Which lines of the records contain "some"? Collect every one of them.

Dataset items
□ □ □ □ □ □ □
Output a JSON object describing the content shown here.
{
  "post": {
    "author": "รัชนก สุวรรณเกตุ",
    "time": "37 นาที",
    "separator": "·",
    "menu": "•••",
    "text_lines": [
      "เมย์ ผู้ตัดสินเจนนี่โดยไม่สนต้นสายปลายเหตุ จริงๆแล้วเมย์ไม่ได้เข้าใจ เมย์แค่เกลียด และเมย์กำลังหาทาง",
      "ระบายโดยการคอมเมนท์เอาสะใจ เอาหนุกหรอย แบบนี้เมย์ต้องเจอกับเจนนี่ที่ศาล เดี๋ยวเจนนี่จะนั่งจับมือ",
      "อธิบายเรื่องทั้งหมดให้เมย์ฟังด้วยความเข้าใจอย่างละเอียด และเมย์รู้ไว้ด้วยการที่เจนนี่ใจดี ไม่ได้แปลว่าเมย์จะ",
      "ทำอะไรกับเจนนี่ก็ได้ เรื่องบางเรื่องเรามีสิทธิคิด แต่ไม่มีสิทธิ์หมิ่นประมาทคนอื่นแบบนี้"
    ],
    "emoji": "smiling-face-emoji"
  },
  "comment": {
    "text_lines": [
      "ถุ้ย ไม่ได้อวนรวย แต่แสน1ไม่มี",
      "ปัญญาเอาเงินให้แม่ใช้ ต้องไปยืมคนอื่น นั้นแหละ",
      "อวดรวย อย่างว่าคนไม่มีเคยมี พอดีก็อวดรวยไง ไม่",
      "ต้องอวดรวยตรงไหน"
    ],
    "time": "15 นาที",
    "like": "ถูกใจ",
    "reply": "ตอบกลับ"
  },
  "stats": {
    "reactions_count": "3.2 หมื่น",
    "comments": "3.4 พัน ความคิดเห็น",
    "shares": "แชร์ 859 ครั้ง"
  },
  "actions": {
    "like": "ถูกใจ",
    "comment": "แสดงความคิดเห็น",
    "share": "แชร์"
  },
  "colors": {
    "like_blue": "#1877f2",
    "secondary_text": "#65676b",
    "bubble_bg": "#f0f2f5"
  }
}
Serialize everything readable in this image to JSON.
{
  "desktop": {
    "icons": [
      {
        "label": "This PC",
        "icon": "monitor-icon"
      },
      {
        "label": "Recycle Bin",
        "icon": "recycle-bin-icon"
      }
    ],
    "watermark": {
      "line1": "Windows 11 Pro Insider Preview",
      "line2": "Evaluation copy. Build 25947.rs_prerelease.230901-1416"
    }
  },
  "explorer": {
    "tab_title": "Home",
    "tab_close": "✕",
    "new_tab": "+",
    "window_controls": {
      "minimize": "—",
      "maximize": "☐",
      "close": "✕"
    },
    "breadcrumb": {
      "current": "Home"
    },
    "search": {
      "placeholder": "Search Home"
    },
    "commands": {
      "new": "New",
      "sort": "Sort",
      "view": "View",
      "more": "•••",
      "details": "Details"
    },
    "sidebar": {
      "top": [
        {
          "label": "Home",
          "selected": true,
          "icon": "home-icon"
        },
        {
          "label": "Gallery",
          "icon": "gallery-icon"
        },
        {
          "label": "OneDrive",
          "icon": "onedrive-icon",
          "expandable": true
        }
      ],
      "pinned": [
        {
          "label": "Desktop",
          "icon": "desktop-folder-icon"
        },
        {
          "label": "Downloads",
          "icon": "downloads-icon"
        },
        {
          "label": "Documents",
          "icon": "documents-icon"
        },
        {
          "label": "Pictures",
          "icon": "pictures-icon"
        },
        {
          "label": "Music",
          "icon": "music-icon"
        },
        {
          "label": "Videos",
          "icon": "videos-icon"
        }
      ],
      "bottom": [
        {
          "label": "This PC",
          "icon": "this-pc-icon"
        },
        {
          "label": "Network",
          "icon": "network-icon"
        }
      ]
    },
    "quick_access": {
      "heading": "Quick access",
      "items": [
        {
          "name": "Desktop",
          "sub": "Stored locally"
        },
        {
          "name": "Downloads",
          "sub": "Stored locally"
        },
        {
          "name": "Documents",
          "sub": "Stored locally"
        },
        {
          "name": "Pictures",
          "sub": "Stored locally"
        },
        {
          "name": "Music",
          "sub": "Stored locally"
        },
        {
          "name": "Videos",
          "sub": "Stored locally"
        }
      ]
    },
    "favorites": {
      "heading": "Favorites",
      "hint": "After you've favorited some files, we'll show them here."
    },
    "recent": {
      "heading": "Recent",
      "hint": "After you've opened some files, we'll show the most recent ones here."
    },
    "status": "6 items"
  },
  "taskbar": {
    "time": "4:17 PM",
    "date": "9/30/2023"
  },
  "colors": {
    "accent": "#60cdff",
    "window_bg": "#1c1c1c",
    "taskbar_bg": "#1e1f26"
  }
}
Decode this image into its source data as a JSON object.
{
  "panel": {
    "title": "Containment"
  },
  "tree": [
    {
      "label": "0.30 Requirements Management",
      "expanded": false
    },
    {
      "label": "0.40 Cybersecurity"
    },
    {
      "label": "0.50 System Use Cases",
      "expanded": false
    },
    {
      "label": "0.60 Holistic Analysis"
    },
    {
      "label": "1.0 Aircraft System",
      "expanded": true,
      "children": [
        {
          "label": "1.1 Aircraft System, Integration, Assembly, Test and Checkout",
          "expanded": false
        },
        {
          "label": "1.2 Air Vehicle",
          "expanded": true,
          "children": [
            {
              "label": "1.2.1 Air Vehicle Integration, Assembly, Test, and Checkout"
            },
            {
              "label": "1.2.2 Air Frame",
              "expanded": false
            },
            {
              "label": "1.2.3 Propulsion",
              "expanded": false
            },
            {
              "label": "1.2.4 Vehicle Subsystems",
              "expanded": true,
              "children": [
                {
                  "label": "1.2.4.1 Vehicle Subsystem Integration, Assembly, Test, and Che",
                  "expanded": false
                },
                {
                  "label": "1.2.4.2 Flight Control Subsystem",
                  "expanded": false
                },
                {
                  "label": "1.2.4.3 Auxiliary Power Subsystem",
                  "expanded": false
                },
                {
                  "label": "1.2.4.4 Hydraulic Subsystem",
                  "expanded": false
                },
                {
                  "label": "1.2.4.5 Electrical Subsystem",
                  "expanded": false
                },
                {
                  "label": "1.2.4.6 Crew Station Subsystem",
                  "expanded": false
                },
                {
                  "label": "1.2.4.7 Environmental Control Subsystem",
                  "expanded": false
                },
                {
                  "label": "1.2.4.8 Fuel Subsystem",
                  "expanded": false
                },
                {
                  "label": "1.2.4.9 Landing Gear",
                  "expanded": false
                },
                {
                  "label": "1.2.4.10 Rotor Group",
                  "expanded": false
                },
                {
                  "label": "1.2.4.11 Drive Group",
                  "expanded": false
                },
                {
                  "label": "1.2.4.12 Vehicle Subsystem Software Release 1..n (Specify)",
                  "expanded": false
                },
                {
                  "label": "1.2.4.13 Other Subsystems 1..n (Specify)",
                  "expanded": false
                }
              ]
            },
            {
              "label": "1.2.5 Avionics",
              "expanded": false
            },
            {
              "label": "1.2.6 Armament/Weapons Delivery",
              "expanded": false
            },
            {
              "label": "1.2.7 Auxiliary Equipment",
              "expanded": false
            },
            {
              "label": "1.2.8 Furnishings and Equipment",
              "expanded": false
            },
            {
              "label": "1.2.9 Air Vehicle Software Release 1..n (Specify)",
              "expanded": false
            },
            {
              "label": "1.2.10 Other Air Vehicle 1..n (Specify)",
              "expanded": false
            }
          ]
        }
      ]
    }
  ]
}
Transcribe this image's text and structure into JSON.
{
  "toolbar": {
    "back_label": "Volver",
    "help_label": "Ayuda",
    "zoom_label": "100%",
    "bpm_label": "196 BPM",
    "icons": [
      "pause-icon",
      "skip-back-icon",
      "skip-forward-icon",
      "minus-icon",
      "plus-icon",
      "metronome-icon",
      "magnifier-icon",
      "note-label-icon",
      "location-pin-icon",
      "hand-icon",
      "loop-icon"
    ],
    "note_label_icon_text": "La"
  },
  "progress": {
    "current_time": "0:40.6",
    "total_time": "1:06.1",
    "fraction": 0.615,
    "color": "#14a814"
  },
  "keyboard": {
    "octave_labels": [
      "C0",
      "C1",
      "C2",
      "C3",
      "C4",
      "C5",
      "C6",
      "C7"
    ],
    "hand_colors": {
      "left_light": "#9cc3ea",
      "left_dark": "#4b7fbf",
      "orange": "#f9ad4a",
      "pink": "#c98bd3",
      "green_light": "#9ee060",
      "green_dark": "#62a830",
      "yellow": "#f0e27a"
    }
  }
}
□ □ □ □ □ □ □
**PROBLEM SOLUTION:**
      "hint": "After you've favorited some files, we'll show them here."
      "hint": "After you've opened some files, we'll show the most recent ones here."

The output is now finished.